━━ Information provided

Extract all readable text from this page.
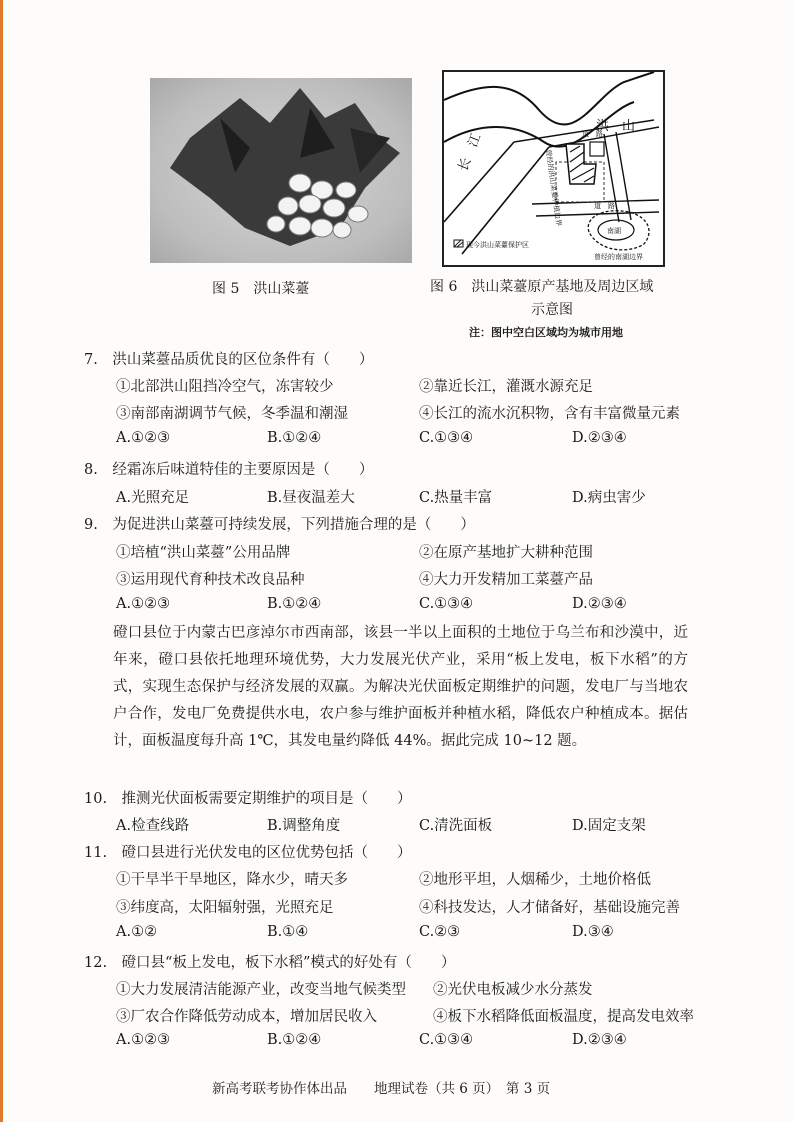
图 5　洪山菜薹
洪　山
长　江	道　路
道　路
曾经的洪山菜薹种植边界
现今洪山菜薹保护区
南湖
曾经的南湖边界
图 6　洪山菜薹原产基地及周边区域
示意图
注：图中空白区域均为城市用地
7.　洪山菜薹品质优良的区位条件有（　　）
①北部洪山阻挡冷空气，冻害较少	②靠近长江，灌溉水源充足
③南部南湖调节气候，冬季温和潮湿	④长江的流水沉积物，含有丰富微量元素
A.①②③	B.①②④	C.①③④	D.②③④
8.　经霜冻后味道特佳的主要原因是（　　）
A.光照充足	B.昼夜温差大	C.热量丰富	D.病虫害少
9.　为促进洪山菜薹可持续发展，下列措施合理的是（　　）
①培植“洪山菜薹”公用品牌	②在原产基地扩大耕种范围
③运用现代育种技术改良品种	④大力开发精加工菜薹产品
A.①②③	B.①②④	C.①③④	D.②③④
磴口县位于内蒙古巴彦淖尔市西南部，该县一半以上面积的土地位于乌兰布和沙漠中，近年来，磴口县依托地理环境优势，大力发展光伏产业，采用“板上发电，板下水稻”的方式，实现生态保护与经济发展的双赢。为解决光伏面板定期维护的问题，发电厂与当地农户合作，发电厂免费提供水电，农户参与维护面板并种植水稻，降低农户种植成本。据估计，面板温度每升高 1℃，其发电量约降低 44%。据此完成 10~12 题。
10.　推测光伏面板需要定期维护的项目是（　　）
A.检查线路	B.调整角度	C.清洗面板	D.固定支架
11.　磴口县进行光伏发电的区位优势包括（　　）
①干旱半干旱地区，降水少，晴天多	②地形平坦，人烟稀少，土地价格低
③纬度高，太阳辐射强，光照充足	④科技发达，人才储备好，基础设施完善
A.①②	B.①④	C.②③	D.③④
12.　磴口县“板上发电，板下水稻”模式的好处有（　　）
①大力发展清洁能源产业，改变当地气候类型 ②光伏电板减少水分蒸发
③厂农合作降低劳动成本，增加居民收入	④板下水稻降低面板温度，提高发电效率
A.①②③	B.①②④	C.①③④	D.②③④
新高考联考协作体出品　　地理试卷（共 6 页）　第 3 页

━━━━

Exercise requirements:
Return all of the entries word for word, but omit the pictures.

Result of the exercise:
Extract all readable text from this page.
图 5　洪山菜薹
洪　山
长　江	道　路
道　路
曾经的洪山菜薹种植边界
现今洪山菜薹保护区
南湖
曾经的南湖边界
图 6　洪山菜薹原产基地及周边区域
示意图
注：图中空白区域均为城市用地
7.　洪山菜薹品质优良的区位条件有（　　）
①北部洪山阻挡冷空气，冻害较少	②靠近长江，灌溉水源充足
③南部南湖调节气候，冬季温和潮湿	④长江的流水沉积物，含有丰富微量元素
A.①②③	B.①②④	C.①③④	D.②③④
8.　经霜冻后味道特佳的主要原因是（　　）
A.光照充足	B.昼夜温差大	C.热量丰富	D.病虫害少
9.　为促进洪山菜薹可持续发展，下列措施合理的是（　　）
①培植“洪山菜薹”公用品牌	②在原产基地扩大耕种范围
③运用现代育种技术改良品种	④大力开发精加工菜薹产品
A.①②③	B.①②④	C.①③④	D.②③④
磴口县位于内蒙古巴彦淖尔市西南部，该县一半以上面积的土地位于乌兰布和沙漠中，近年来，磴口县依托地理环境优势，大力发展光伏产业，采用“板上发电，板下水稻”的方式，实现生态保护与经济发展的双赢。为解决光伏面板定期维护的问题，发电厂与当地农户合作，发电厂免费提供水电，农户参与维护面板并种植水稻，降低农户种植成本。据估计，面板温度每升高 1℃，其发电量约降低 44%。据此完成 10~12 题。
10.　推测光伏面板需要定期维护的项目是（　　）
A.检查线路	B.调整角度	C.清洗面板	D.固定支架
11.　磴口县进行光伏发电的区位优势包括（　　）
①干旱半干旱地区，降水少，晴天多	②地形平坦，人烟稀少，土地价格低
③纬度高，太阳辐射强，光照充足	④科技发达，人才储备好，基础设施完善
A.①②	B.①④	C.②③	D.③④
12.　磴口县“板上发电，板下水稻”模式的好处有（　　）
①大力发展清洁能源产业，改变当地气候类型 ②光伏电板减少水分蒸发
③厂农合作降低劳动成本，增加居民收入	④板下水稻降低面板温度，提高发电效率
A.①②③	B.①②④	C.①③④	D.②③④
新高考联考协作体出品　　地理试卷（共 6 页）　第 3 页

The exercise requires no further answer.